*REQUIRED TASK*:
Which lines have the string "JSON"? Copy all of them from the entries below.

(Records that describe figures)
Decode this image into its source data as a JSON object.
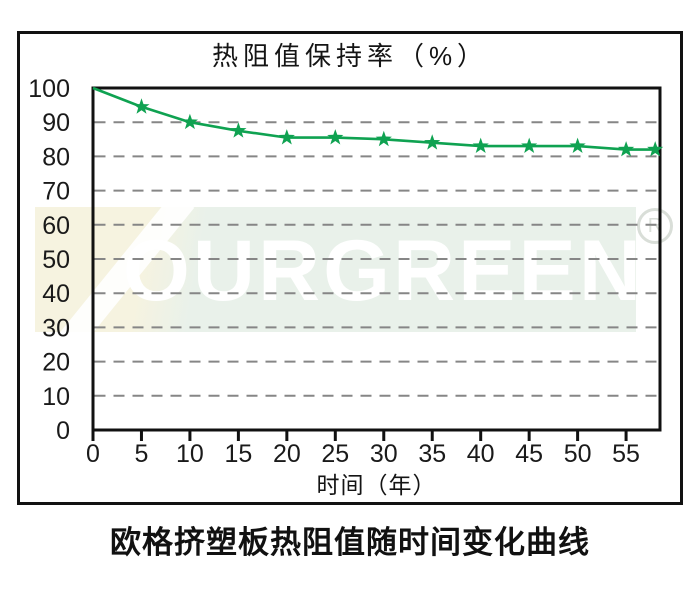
{
  "chart_data": {
    "type": "line",
    "title": "热阻值保持率（%）",
    "xlabel": "时间（年）",
    "x": [
      0,
      5,
      10,
      15,
      20,
      25,
      30,
      35,
      40,
      45,
      50,
      55,
      58
    ],
    "values": [
      100,
      94.5,
      90,
      87.5,
      85.5,
      85.5,
      85,
      84,
      83,
      83,
      83,
      82,
      82
    ],
    "marker": "star",
    "marker_start_index": 1,
    "x_ticks": [
      0,
      5,
      10,
      15,
      20,
      25,
      30,
      35,
      40,
      45,
      50,
      55
    ],
    "y_ticks": [
      0,
      10,
      20,
      30,
      40,
      50,
      60,
      70,
      80,
      90,
      100
    ],
    "xlim": [
      0,
      58.5
    ],
    "ylim": [
      0,
      100
    ],
    "grid": "dashed-horizontal",
    "legend": "none",
    "line_color": "#0fa251",
    "grid_color": "#868686",
    "axis_color": "#111111",
    "tick_label_color": "#1a1a1a"
  },
  "caption": "欧格挤塑板热阻值随时间变化曲线",
  "watermark": {
    "text": "OURGREEN",
    "registered": "R",
    "band_green": "#e9f1ea",
    "band_yellow": "#f6f3e0"
  }
}
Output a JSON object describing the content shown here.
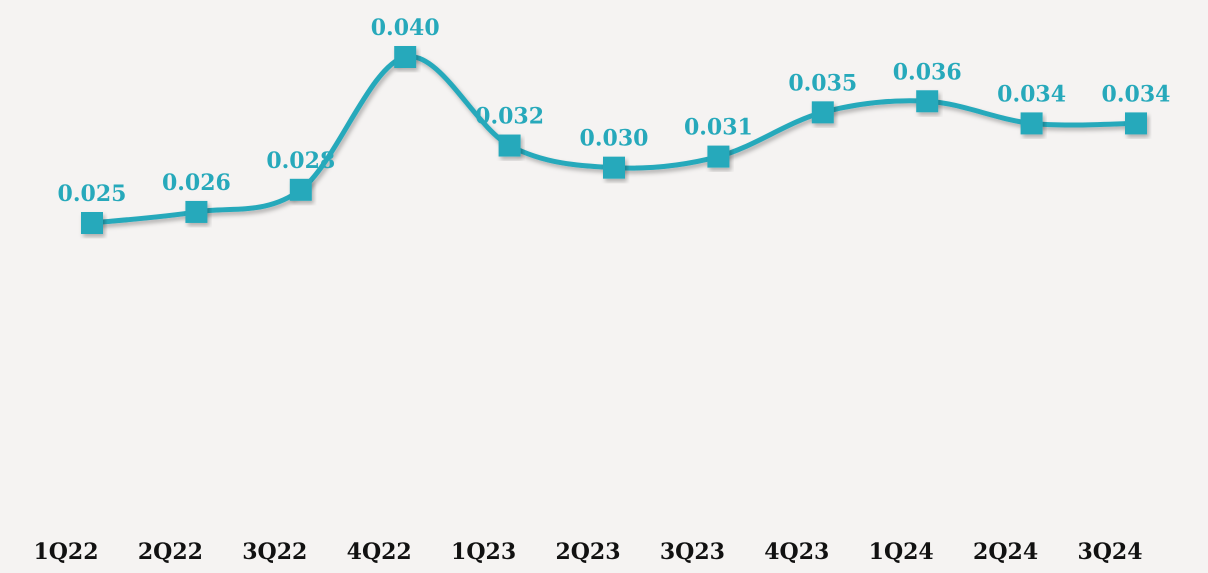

*ANSWER IN FULL*:
Decode this image into its source data as a JSON object.
Output a JSON object describing the content shown here.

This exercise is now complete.